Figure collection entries
────────────────────

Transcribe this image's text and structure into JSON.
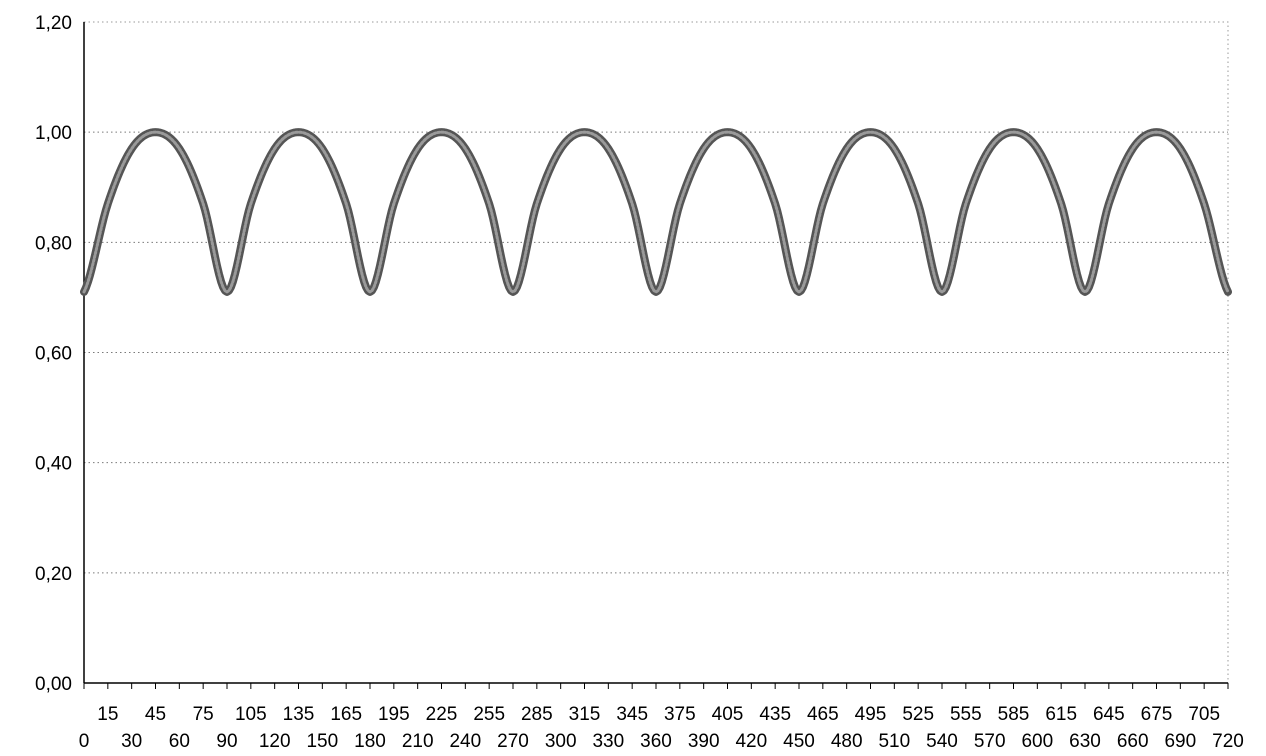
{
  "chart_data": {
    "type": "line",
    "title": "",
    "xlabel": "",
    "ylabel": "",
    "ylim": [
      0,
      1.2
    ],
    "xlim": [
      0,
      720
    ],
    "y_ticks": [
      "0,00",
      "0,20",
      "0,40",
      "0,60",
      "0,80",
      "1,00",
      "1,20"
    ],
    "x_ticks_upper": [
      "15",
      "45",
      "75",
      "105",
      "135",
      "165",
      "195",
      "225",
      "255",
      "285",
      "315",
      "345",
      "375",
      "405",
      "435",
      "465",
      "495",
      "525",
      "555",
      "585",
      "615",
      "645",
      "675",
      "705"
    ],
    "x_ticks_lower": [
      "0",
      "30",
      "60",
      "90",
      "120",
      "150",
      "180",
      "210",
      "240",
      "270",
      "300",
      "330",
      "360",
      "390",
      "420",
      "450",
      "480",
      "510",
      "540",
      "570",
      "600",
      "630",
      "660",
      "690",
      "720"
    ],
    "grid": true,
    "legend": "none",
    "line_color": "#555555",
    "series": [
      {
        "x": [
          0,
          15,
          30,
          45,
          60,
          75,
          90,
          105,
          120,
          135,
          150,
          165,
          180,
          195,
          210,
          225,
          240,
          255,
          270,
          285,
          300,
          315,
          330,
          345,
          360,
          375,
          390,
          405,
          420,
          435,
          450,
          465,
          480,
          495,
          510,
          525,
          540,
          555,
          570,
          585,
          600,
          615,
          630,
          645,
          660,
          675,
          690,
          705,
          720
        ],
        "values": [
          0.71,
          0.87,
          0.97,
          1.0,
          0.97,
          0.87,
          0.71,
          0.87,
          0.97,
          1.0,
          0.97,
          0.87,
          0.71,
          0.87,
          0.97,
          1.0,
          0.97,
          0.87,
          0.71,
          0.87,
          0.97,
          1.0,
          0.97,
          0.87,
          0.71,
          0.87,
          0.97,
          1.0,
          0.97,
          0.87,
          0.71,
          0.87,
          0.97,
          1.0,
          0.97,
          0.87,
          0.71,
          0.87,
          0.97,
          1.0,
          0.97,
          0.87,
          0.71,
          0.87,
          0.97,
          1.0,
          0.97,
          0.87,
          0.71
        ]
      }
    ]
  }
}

────────────────────

→ **WHAT THE EXERCISE ASKS**: What is needed is an exact reproduction of the data, pictures excluded.

→ **THE OUTPUT**:
Transcribe this image's text and structure into JSON.
{
  "chart_data": {
    "type": "line",
    "title": "",
    "xlabel": "",
    "ylabel": "",
    "ylim": [
      0,
      1.2
    ],
    "xlim": [
      0,
      720
    ],
    "y_ticks": [
      "0,00",
      "0,20",
      "0,40",
      "0,60",
      "0,80",
      "1,00",
      "1,20"
    ],
    "x_ticks_upper": [
      "15",
      "45",
      "75",
      "105",
      "135",
      "165",
      "195",
      "225",
      "255",
      "285",
      "315",
      "345",
      "375",
      "405",
      "435",
      "465",
      "495",
      "525",
      "555",
      "585",
      "615",
      "645",
      "675",
      "705"
    ],
    "x_ticks_lower": [
      "0",
      "30",
      "60",
      "90",
      "120",
      "150",
      "180",
      "210",
      "240",
      "270",
      "300",
      "330",
      "360",
      "390",
      "420",
      "450",
      "480",
      "510",
      "540",
      "570",
      "600",
      "630",
      "660",
      "690",
      "720"
    ],
    "grid": true,
    "legend": "none",
    "line_color": "#555555",
    "series": [
      {
        "x": [
          0,
          15,
          30,
          45,
          60,
          75,
          90,
          105,
          120,
          135,
          150,
          165,
          180,
          195,
          210,
          225,
          240,
          255,
          270,
          285,
          300,
          315,
          330,
          345,
          360,
          375,
          390,
          405,
          420,
          435,
          450,
          465,
          480,
          495,
          510,
          525,
          540,
          555,
          570,
          585,
          600,
          615,
          630,
          645,
          660,
          675,
          690,
          705,
          720
        ],
        "values": [
          0.71,
          0.87,
          0.97,
          1.0,
          0.97,
          0.87,
          0.71,
          0.87,
          0.97,
          1.0,
          0.97,
          0.87,
          0.71,
          0.87,
          0.97,
          1.0,
          0.97,
          0.87,
          0.71,
          0.87,
          0.97,
          1.0,
          0.97,
          0.87,
          0.71,
          0.87,
          0.97,
          1.0,
          0.97,
          0.87,
          0.71,
          0.87,
          0.97,
          1.0,
          0.97,
          0.87,
          0.71,
          0.87,
          0.97,
          1.0,
          0.97,
          0.87,
          0.71,
          0.87,
          0.97,
          1.0,
          0.97,
          0.87,
          0.71
        ]
      }
    ]
  }
}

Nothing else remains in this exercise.